[Start of Material for this exercise]
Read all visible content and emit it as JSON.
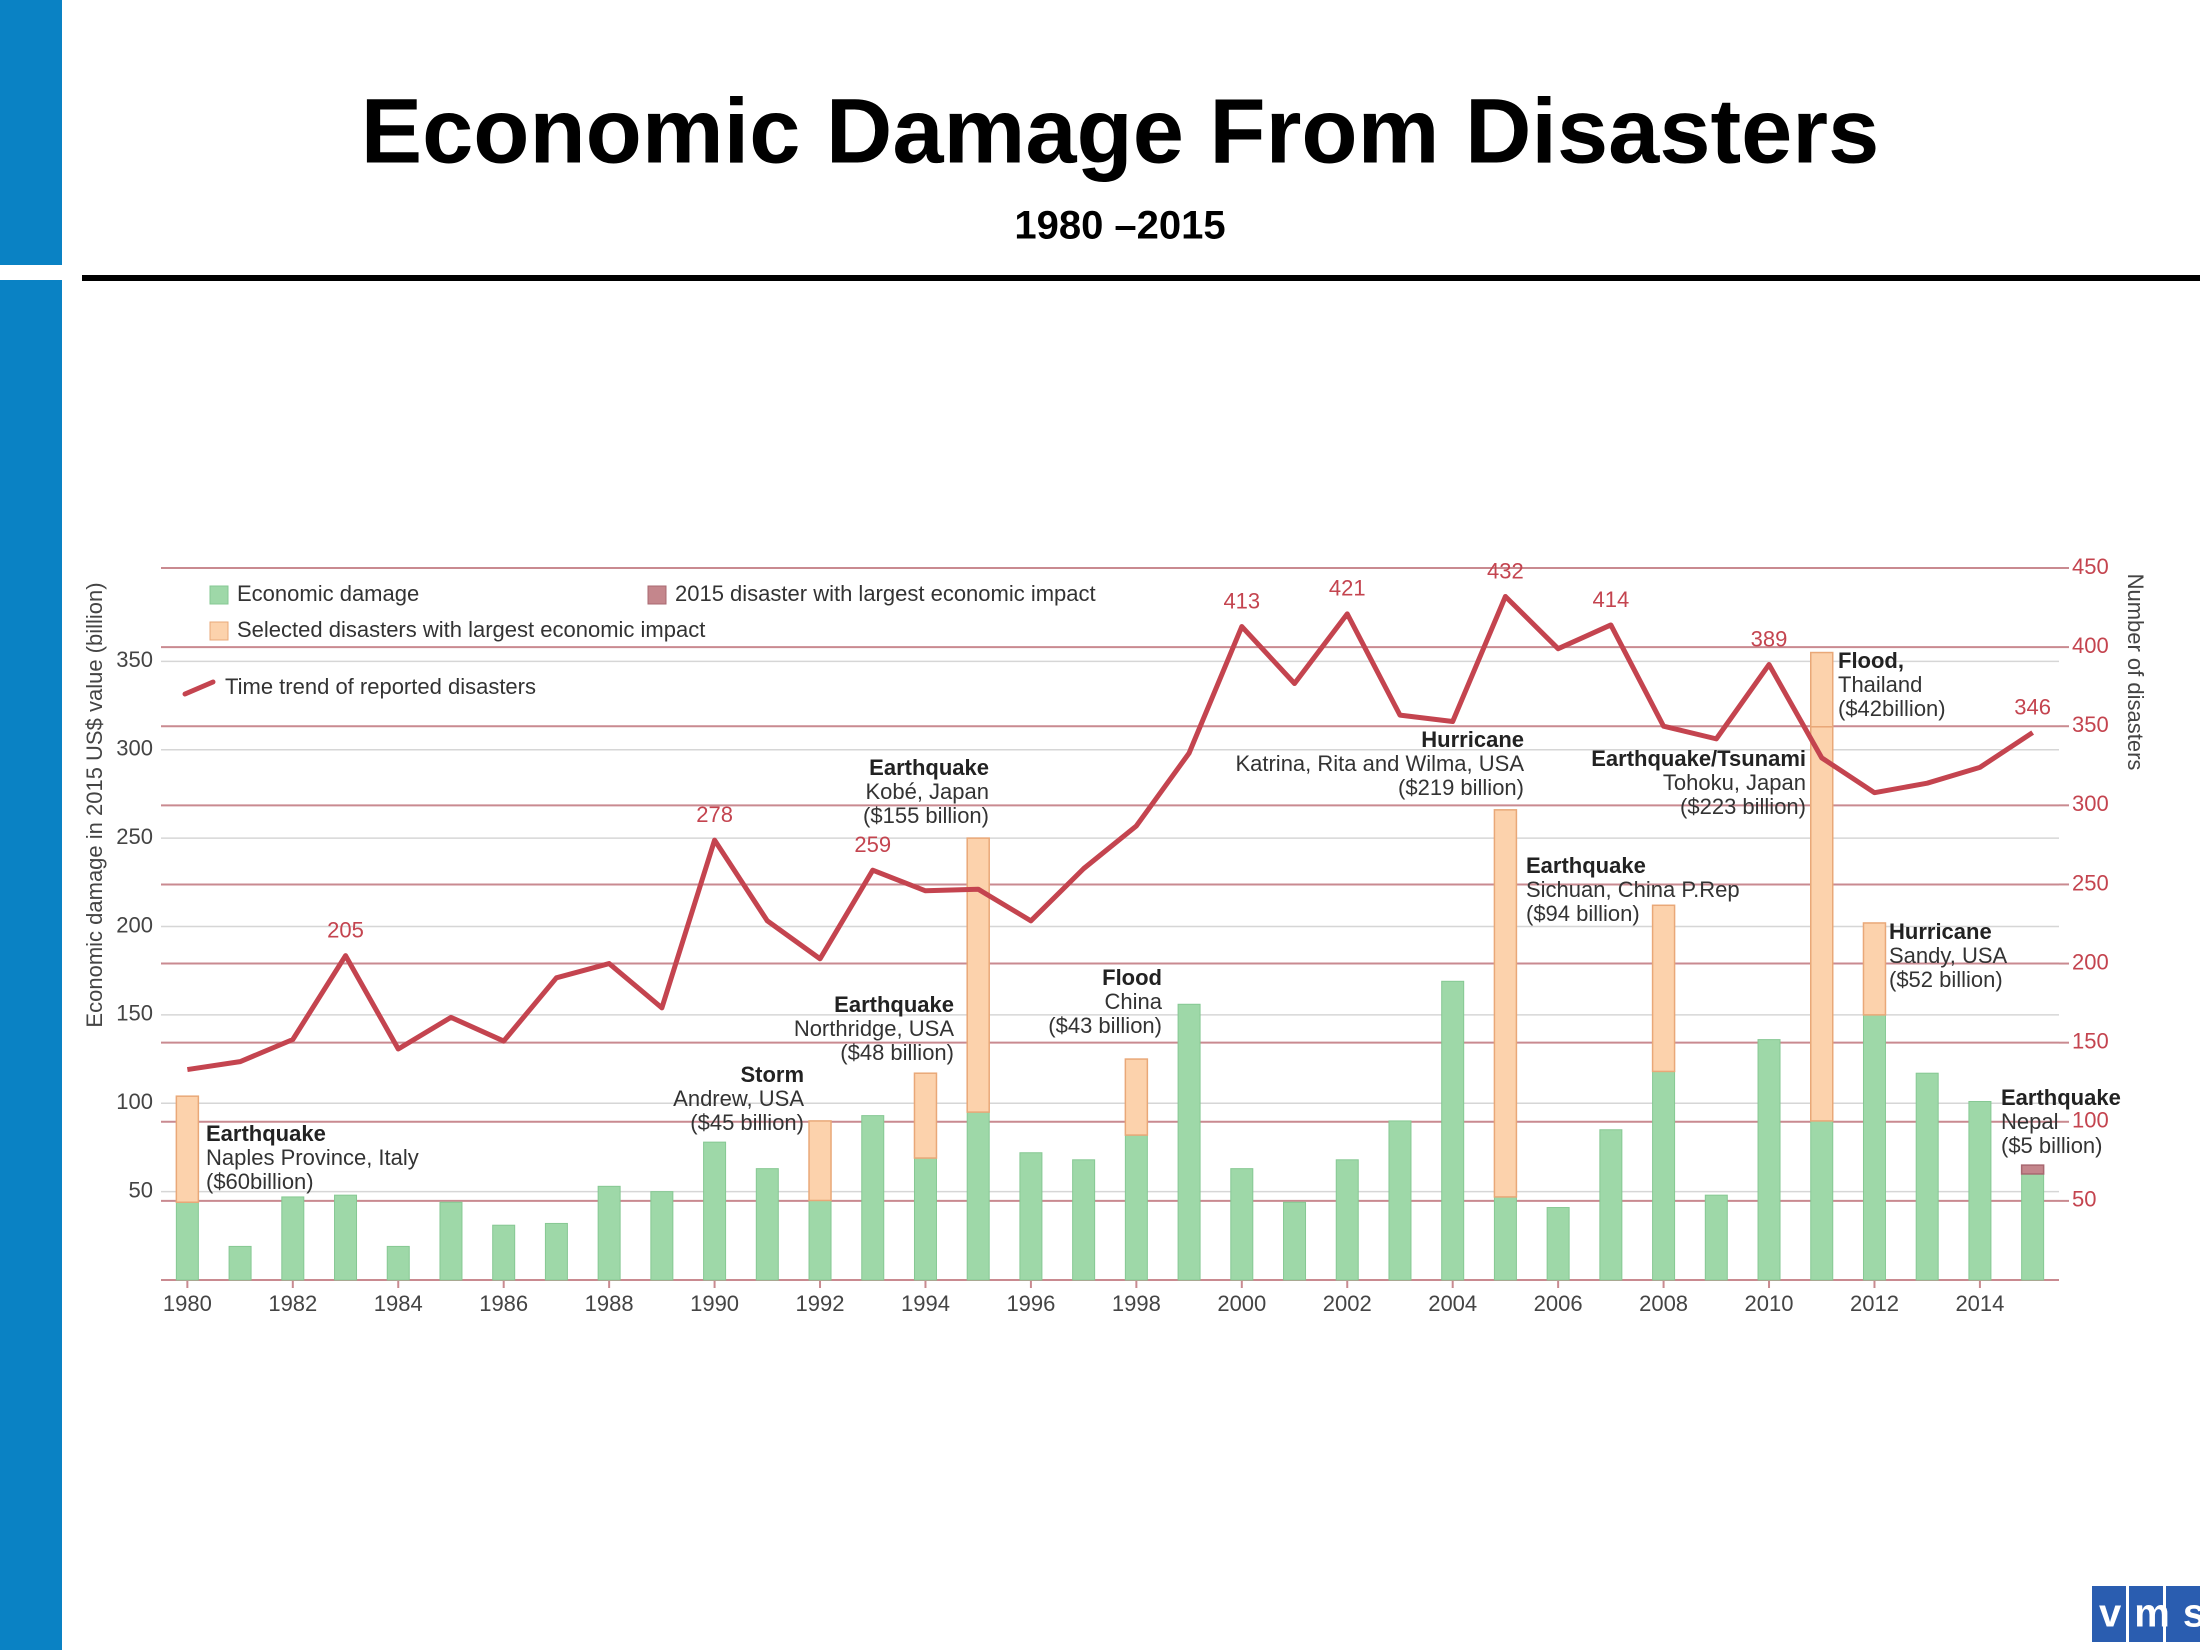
{
  "header": {
    "title": "Economic Damage From Disasters",
    "subtitle": "1980 –2015",
    "logo": "vms"
  },
  "chart_data": {
    "type": "bar",
    "y_label": "Economic damage in 2015 US$ value (billion)",
    "y2_label": "Number of disasters",
    "x": [
      1980,
      1981,
      1982,
      1983,
      1984,
      1985,
      1986,
      1987,
      1988,
      1989,
      1990,
      1991,
      1992,
      1993,
      1994,
      1995,
      1996,
      1997,
      1998,
      1999,
      2000,
      2001,
      2002,
      2003,
      2004,
      2005,
      2006,
      2007,
      2008,
      2009,
      2010,
      2011,
      2012,
      2013,
      2014,
      2015
    ],
    "xlim": [
      1979.5,
      2015.5
    ],
    "xticks": [
      1980,
      1982,
      1984,
      1986,
      1988,
      1990,
      1992,
      1994,
      1996,
      1998,
      2000,
      2002,
      2004,
      2006,
      2008,
      2010,
      2012,
      2014
    ],
    "ylim": [
      0,
      400
    ],
    "yticks": [
      50,
      100,
      150,
      200,
      250,
      300,
      350
    ],
    "y2lim": [
      0,
      450
    ],
    "y2ticks": [
      50,
      100,
      150,
      200,
      250,
      300,
      350,
      400,
      450
    ],
    "grid": true,
    "legend": "top-left",
    "series": [
      {
        "name": "Economic damage",
        "color": "#9ed8a8",
        "values": [
          44,
          19,
          47,
          48,
          19,
          44,
          31,
          32,
          53,
          50,
          78,
          63,
          45,
          93,
          69,
          95,
          72,
          68,
          82,
          156,
          63,
          44,
          68,
          90,
          169,
          47,
          41,
          85,
          118,
          48,
          136,
          90,
          150,
          117,
          101,
          60
        ]
      },
      {
        "name": "Selected disasters with largest economic impact",
        "color": "#fcd2ac"
      },
      {
        "name": "2015 disaster with largest economic impact",
        "color": "#c4868c"
      },
      {
        "name": "Time trend of reported disasters",
        "color": "#c4444f",
        "axis": "y2",
        "type": "line",
        "values": [
          133,
          138,
          152,
          205,
          146,
          166,
          151,
          191,
          200,
          172,
          278,
          227,
          203,
          259,
          246,
          247,
          227,
          260,
          287,
          333,
          413,
          377,
          421,
          357,
          353,
          432,
          399,
          414,
          350,
          342,
          389,
          330,
          308,
          314,
          324,
          346
        ],
        "value_labels": [
          null,
          null,
          null,
          "205",
          null,
          null,
          null,
          null,
          null,
          null,
          "278",
          null,
          null,
          "259",
          null,
          null,
          null,
          null,
          null,
          null,
          "413",
          null,
          "421",
          null,
          null,
          "432",
          null,
          "414",
          null,
          null,
          "389",
          null,
          null,
          null,
          null,
          "346"
        ]
      }
    ],
    "disasters": [
      {
        "x": 1980,
        "series": 1,
        "title": "Earthquake",
        "place": "Naples Province, Italy",
        "value": 60,
        "value_label": "($60billion)"
      },
      {
        "x": 1992,
        "series": 1,
        "title": "Storm",
        "place": "Andrew, USA",
        "value": 45,
        "value_label": "($45 billion)"
      },
      {
        "x": 1994,
        "series": 1,
        "title": "Earthquake",
        "place": "Northridge, USA",
        "value": 48,
        "value_label": "($48 billion)"
      },
      {
        "x": 1995,
        "series": 1,
        "title": "Earthquake",
        "place": "Kobé, Japan",
        "value": 155,
        "value_label": "($155 billion)"
      },
      {
        "x": 1998,
        "series": 1,
        "title": "Flood",
        "place": "China",
        "value": 43,
        "value_label": "($43 billion)"
      },
      {
        "x": 2005,
        "series": 1,
        "title": "Hurricane",
        "place": "Katrina, Rita and Wilma, USA",
        "value": 219,
        "value_label": "($219 billion)"
      },
      {
        "x": 2008,
        "series": 1,
        "title": "Earthquake",
        "place": "Sichuan, China P.Rep",
        "value": 94,
        "value_label": "($94 billion)"
      },
      {
        "x": 2011,
        "series": 1,
        "title": "Earthquake/Tsunami",
        "place": "Tohoku, Japan",
        "value": 223,
        "value_label": "($223 billion)"
      },
      {
        "x": 2011,
        "series": 1,
        "title": "Flood,",
        "place": "Thailand",
        "value": 42,
        "value_label": "($42billion)"
      },
      {
        "x": 2012,
        "series": 1,
        "title": "Hurricane",
        "place": "Sandy, USA",
        "value": 52,
        "value_label": "($52 billion)"
      },
      {
        "x": 2015,
        "series": 2,
        "title": "Earthquake",
        "place": "Nepal",
        "value": 5,
        "value_label": "($5 billion)"
      }
    ]
  }
}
[End of Material for this exercise]
What is expected: Each record should be quoted exactly, with the images omitted.

Complete answer:
Read all visible content and emit it as JSON.
{
  "header": {
    "title": "Economic Damage From Disasters",
    "subtitle": "1980 –2015",
    "logo": "vms"
  },
  "chart_data": {
    "type": "bar",
    "y_label": "Economic damage in 2015 US$ value (billion)",
    "y2_label": "Number of disasters",
    "x": [
      1980,
      1981,
      1982,
      1983,
      1984,
      1985,
      1986,
      1987,
      1988,
      1989,
      1990,
      1991,
      1992,
      1993,
      1994,
      1995,
      1996,
      1997,
      1998,
      1999,
      2000,
      2001,
      2002,
      2003,
      2004,
      2005,
      2006,
      2007,
      2008,
      2009,
      2010,
      2011,
      2012,
      2013,
      2014,
      2015
    ],
    "xlim": [
      1979.5,
      2015.5
    ],
    "xticks": [
      1980,
      1982,
      1984,
      1986,
      1988,
      1990,
      1992,
      1994,
      1996,
      1998,
      2000,
      2002,
      2004,
      2006,
      2008,
      2010,
      2012,
      2014
    ],
    "ylim": [
      0,
      400
    ],
    "yticks": [
      50,
      100,
      150,
      200,
      250,
      300,
      350
    ],
    "y2lim": [
      0,
      450
    ],
    "y2ticks": [
      50,
      100,
      150,
      200,
      250,
      300,
      350,
      400,
      450
    ],
    "grid": true,
    "legend": "top-left",
    "series": [
      {
        "name": "Economic damage",
        "color": "#9ed8a8",
        "values": [
          44,
          19,
          47,
          48,
          19,
          44,
          31,
          32,
          53,
          50,
          78,
          63,
          45,
          93,
          69,
          95,
          72,
          68,
          82,
          156,
          63,
          44,
          68,
          90,
          169,
          47,
          41,
          85,
          118,
          48,
          136,
          90,
          150,
          117,
          101,
          60
        ]
      },
      {
        "name": "Selected disasters with largest economic impact",
        "color": "#fcd2ac"
      },
      {
        "name": "2015 disaster with largest economic impact",
        "color": "#c4868c"
      },
      {
        "name": "Time trend of reported disasters",
        "color": "#c4444f",
        "axis": "y2",
        "type": "line",
        "values": [
          133,
          138,
          152,
          205,
          146,
          166,
          151,
          191,
          200,
          172,
          278,
          227,
          203,
          259,
          246,
          247,
          227,
          260,
          287,
          333,
          413,
          377,
          421,
          357,
          353,
          432,
          399,
          414,
          350,
          342,
          389,
          330,
          308,
          314,
          324,
          346
        ],
        "value_labels": [
          null,
          null,
          null,
          "205",
          null,
          null,
          null,
          null,
          null,
          null,
          "278",
          null,
          null,
          "259",
          null,
          null,
          null,
          null,
          null,
          null,
          "413",
          null,
          "421",
          null,
          null,
          "432",
          null,
          "414",
          null,
          null,
          "389",
          null,
          null,
          null,
          null,
          "346"
        ]
      }
    ],
    "disasters": [
      {
        "x": 1980,
        "series": 1,
        "title": "Earthquake",
        "place": "Naples Province, Italy",
        "value": 60,
        "value_label": "($60billion)"
      },
      {
        "x": 1992,
        "series": 1,
        "title": "Storm",
        "place": "Andrew, USA",
        "value": 45,
        "value_label": "($45 billion)"
      },
      {
        "x": 1994,
        "series": 1,
        "title": "Earthquake",
        "place": "Northridge, USA",
        "value": 48,
        "value_label": "($48 billion)"
      },
      {
        "x": 1995,
        "series": 1,
        "title": "Earthquake",
        "place": "Kobé, Japan",
        "value": 155,
        "value_label": "($155 billion)"
      },
      {
        "x": 1998,
        "series": 1,
        "title": "Flood",
        "place": "China",
        "value": 43,
        "value_label": "($43 billion)"
      },
      {
        "x": 2005,
        "series": 1,
        "title": "Hurricane",
        "place": "Katrina, Rita and Wilma, USA",
        "value": 219,
        "value_label": "($219 billion)"
      },
      {
        "x": 2008,
        "series": 1,
        "title": "Earthquake",
        "place": "Sichuan, China P.Rep",
        "value": 94,
        "value_label": "($94 billion)"
      },
      {
        "x": 2011,
        "series": 1,
        "title": "Earthquake/Tsunami",
        "place": "Tohoku, Japan",
        "value": 223,
        "value_label": "($223 billion)"
      },
      {
        "x": 2011,
        "series": 1,
        "title": "Flood,",
        "place": "Thailand",
        "value": 42,
        "value_label": "($42billion)"
      },
      {
        "x": 2012,
        "series": 1,
        "title": "Hurricane",
        "place": "Sandy, USA",
        "value": 52,
        "value_label": "($52 billion)"
      },
      {
        "x": 2015,
        "series": 2,
        "title": "Earthquake",
        "place": "Nepal",
        "value": 5,
        "value_label": "($5 billion)"
      }
    ]
  }
}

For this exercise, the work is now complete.